Work required: Please determine how many lines of the material include the word "边拔管边注浆", and respond with nothing but that number.

··· Recorded data ···

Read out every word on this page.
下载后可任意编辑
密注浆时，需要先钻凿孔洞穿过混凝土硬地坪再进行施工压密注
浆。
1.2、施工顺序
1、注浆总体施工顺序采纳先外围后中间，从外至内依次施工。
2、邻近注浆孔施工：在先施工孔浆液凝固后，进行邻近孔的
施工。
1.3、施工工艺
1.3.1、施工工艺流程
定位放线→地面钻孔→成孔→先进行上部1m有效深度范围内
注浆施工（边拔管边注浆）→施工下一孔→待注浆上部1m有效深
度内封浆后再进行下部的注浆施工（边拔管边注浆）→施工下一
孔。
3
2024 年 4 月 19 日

···

In response: 2